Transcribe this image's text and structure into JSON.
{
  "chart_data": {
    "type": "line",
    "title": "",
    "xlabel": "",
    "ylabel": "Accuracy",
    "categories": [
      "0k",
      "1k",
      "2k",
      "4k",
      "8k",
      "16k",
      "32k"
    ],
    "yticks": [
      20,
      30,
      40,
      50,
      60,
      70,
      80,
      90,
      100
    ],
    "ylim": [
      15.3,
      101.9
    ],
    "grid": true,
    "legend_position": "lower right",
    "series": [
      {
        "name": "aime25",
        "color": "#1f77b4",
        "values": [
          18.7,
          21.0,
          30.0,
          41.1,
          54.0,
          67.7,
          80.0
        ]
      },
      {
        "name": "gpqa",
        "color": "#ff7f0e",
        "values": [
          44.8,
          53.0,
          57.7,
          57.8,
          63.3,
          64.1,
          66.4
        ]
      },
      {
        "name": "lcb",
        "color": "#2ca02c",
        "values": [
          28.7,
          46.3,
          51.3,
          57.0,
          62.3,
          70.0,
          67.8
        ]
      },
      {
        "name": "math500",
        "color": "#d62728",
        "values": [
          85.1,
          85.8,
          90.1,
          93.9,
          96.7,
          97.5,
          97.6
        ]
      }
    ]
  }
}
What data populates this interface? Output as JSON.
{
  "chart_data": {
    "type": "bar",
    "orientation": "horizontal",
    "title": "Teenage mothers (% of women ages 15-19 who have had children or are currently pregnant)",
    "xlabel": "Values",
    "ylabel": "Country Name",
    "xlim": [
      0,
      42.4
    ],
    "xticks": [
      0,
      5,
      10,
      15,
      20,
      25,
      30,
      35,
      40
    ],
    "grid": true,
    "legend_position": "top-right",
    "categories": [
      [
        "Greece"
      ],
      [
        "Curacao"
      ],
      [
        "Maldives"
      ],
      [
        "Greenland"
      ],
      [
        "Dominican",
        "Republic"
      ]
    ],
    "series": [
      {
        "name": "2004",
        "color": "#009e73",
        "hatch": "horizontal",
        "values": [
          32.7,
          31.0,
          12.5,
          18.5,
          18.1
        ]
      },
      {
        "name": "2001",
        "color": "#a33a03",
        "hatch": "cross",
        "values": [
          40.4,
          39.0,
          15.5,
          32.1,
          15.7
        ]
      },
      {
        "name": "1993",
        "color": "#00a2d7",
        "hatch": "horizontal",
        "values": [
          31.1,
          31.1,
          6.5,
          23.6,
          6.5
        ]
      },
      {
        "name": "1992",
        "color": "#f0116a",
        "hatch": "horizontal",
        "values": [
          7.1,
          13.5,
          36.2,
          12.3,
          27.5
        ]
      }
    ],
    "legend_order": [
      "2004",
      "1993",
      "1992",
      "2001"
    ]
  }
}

==============================

--- Direction ---
Restate the whole listing exactly.

--- Answer to this exercise ---
Transcribe this image's text and structure into JSON.
{
  "chart_data": {
    "type": "line",
    "title": "",
    "xlabel": "",
    "ylabel": "Accuracy",
    "categories": [
      "0k",
      "1k",
      "2k",
      "4k",
      "8k",
      "16k",
      "32k"
    ],
    "yticks": [
      20,
      30,
      40,
      50,
      60,
      70,
      80,
      90,
      100
    ],
    "ylim": [
      15.3,
      101.9
    ],
    "grid": true,
    "legend_position": "lower right",
    "series": [
      {
        "name": "aime25",
        "color": "#1f77b4",
        "values": [
          18.7,
          21.0,
          30.0,
          41.1,
          54.0,
          67.7,
          80.0
        ]
      },
      {
        "name": "gpqa",
        "color": "#ff7f0e",
        "values": [
          44.8,
          53.0,
          57.7,
          57.8,
          63.3,
          64.1,
          66.4
        ]
      },
      {
        "name": "lcb",
        "color": "#2ca02c",
        "values": [
          28.7,
          46.3,
          51.3,
          57.0,
          62.3,
          70.0,
          67.8
        ]
      },
      {
        "name": "math500",
        "color": "#d62728",
        "values": [
          85.1,
          85.8,
          90.1,
          93.9,
          96.7,
          97.5,
          97.6
        ]
      }
    ]
  }
}
What data populates this interface? Output as JSON.
{
  "chart_data": {
    "type": "bar",
    "orientation": "horizontal",
    "title": "Teenage mothers (% of women ages 15-19 who have had children or are currently pregnant)",
    "xlabel": "Values",
    "ylabel": "Country Name",
    "xlim": [
      0,
      42.4
    ],
    "xticks": [
      0,
      5,
      10,
      15,
      20,
      25,
      30,
      35,
      40
    ],
    "grid": true,
    "legend_position": "top-right",
    "categories": [
      [
        "Greece"
      ],
      [
        "Curacao"
      ],
      [
        "Maldives"
      ],
      [
        "Greenland"
      ],
      [
        "Dominican",
        "Republic"
      ]
    ],
    "series": [
      {
        "name": "2004",
        "color": "#009e73",
        "hatch": "horizontal",
        "values": [
          32.7,
          31.0,
          12.5,
          18.5,
          18.1
        ]
      },
      {
        "name": "2001",
        "color": "#a33a03",
        "hatch": "cross",
        "values": [
          40.4,
          39.0,
          15.5,
          32.1,
          15.7
        ]
      },
      {
        "name": "1993",
        "color": "#00a2d7",
        "hatch": "horizontal",
        "values": [
          31.1,
          31.1,
          6.5,
          23.6,
          6.5
        ]
      },
      {
        "name": "1992",
        "color": "#f0116a",
        "hatch": "horizontal",
        "values": [
          7.1,
          13.5,
          36.2,
          12.3,
          27.5
        ]
      }
    ],
    "legend_order": [
      "2004",
      "1993",
      "1992",
      "2001"
    ]
  }
}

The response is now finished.